**DATASET**
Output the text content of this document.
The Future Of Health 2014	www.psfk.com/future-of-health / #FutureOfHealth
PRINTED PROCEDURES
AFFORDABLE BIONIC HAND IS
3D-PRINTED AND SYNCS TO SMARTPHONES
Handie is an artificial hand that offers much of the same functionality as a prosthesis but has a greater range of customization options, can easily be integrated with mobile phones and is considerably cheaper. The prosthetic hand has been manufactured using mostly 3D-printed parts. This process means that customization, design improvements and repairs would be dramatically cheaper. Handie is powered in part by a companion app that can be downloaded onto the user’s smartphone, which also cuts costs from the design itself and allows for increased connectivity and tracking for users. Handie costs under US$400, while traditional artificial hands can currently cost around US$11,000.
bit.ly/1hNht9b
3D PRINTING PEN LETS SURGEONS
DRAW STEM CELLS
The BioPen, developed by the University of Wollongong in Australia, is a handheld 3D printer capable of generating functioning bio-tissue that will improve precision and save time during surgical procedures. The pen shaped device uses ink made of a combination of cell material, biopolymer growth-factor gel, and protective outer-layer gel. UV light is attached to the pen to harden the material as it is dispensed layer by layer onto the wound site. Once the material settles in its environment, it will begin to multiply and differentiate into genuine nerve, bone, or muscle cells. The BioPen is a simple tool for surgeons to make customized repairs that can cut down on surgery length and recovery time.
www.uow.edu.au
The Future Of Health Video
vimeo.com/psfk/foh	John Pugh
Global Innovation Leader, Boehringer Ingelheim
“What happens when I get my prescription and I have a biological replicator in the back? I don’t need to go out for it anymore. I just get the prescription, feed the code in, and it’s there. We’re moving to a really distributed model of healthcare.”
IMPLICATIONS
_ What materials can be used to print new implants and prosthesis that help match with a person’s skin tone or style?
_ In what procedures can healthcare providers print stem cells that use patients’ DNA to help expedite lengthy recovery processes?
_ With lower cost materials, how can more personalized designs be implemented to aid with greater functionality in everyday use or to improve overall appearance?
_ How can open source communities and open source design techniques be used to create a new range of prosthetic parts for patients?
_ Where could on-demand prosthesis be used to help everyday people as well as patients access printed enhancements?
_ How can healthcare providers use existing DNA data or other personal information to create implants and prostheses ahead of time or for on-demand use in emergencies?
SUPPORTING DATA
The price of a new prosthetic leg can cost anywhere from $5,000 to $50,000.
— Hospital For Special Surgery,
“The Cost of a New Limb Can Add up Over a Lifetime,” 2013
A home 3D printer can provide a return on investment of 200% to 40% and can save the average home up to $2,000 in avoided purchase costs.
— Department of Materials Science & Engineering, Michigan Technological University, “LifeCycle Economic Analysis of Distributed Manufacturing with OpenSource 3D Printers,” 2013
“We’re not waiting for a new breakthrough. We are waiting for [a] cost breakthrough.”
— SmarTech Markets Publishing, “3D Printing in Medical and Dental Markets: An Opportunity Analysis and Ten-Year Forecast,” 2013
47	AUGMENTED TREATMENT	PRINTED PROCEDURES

**TASK REQUIREMENTS**
The lines above that hold the word "demand" are the ones to copy.

**RESPONSE AREA**
_ Where could on-demand prosthesis be used to help everyday people as well as patients access printed enhancements?
_ How can healthcare providers use existing DNA data or other personal information to create implants and prostheses ahead of time or for on-demand use in emergencies?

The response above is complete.